* begin *

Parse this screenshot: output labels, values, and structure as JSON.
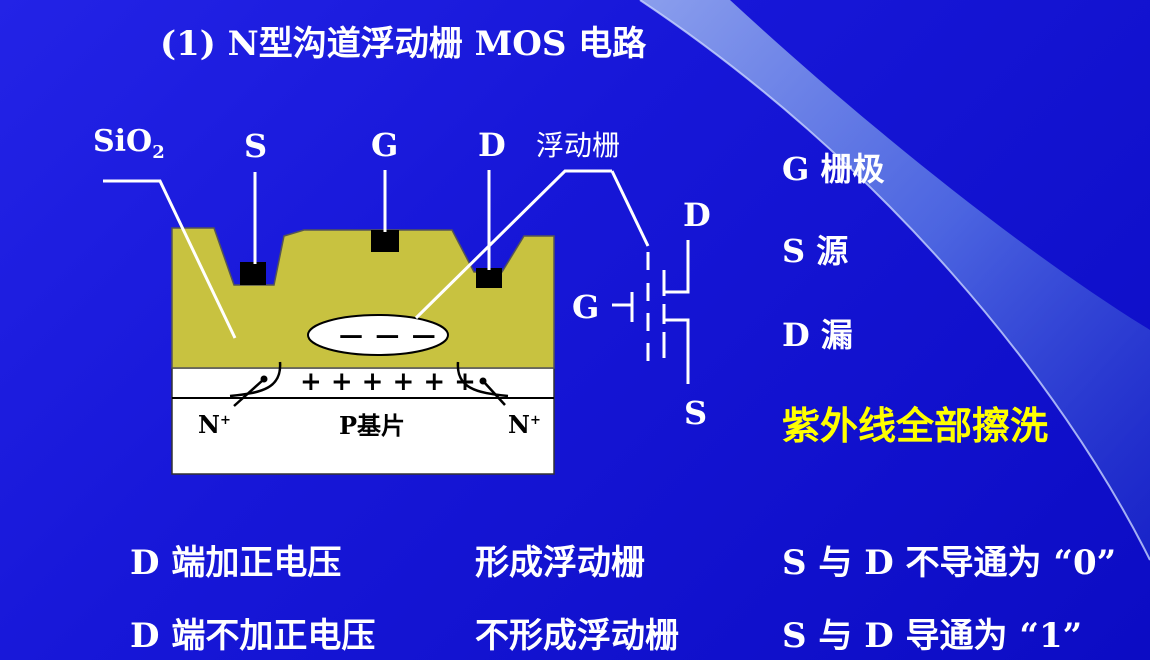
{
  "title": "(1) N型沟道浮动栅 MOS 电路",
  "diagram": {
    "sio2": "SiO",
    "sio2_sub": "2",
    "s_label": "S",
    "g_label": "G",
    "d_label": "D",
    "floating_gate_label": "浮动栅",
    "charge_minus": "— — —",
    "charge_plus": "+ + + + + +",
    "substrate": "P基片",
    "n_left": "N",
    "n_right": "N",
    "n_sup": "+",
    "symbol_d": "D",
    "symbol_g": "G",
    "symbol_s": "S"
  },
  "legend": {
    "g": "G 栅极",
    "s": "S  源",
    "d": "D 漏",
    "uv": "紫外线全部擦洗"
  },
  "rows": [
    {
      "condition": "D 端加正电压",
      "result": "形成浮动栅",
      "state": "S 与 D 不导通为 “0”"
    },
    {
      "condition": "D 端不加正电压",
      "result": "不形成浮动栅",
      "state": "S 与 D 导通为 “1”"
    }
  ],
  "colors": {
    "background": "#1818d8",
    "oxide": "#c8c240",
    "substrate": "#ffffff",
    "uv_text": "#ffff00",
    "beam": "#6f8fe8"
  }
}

* end *

* [REQUIRED WORK]:
Return all of the entries exactly as written, but drop any pictures they hold.

* [SOLVED EXERCISE]:
Parse this screenshot: output labels, values, and structure as JSON.
{
  "title": "(1) N型沟道浮动栅 MOS 电路",
  "diagram": {
    "sio2": "SiO",
    "sio2_sub": "2",
    "s_label": "S",
    "g_label": "G",
    "d_label": "D",
    "floating_gate_label": "浮动栅",
    "charge_minus": "— — —",
    "charge_plus": "+ + + + + +",
    "substrate": "P基片",
    "n_left": "N",
    "n_right": "N",
    "n_sup": "+",
    "symbol_d": "D",
    "symbol_g": "G",
    "symbol_s": "S"
  },
  "legend": {
    "g": "G 栅极",
    "s": "S  源",
    "d": "D 漏",
    "uv": "紫外线全部擦洗"
  },
  "rows": [
    {
      "condition": "D 端加正电压",
      "result": "形成浮动栅",
      "state": "S 与 D 不导通为 “0”"
    },
    {
      "condition": "D 端不加正电压",
      "result": "不形成浮动栅",
      "state": "S 与 D 导通为 “1”"
    }
  ],
  "colors": {
    "background": "#1818d8",
    "oxide": "#c8c240",
    "substrate": "#ffffff",
    "uv_text": "#ffff00",
    "beam": "#6f8fe8"
  }
}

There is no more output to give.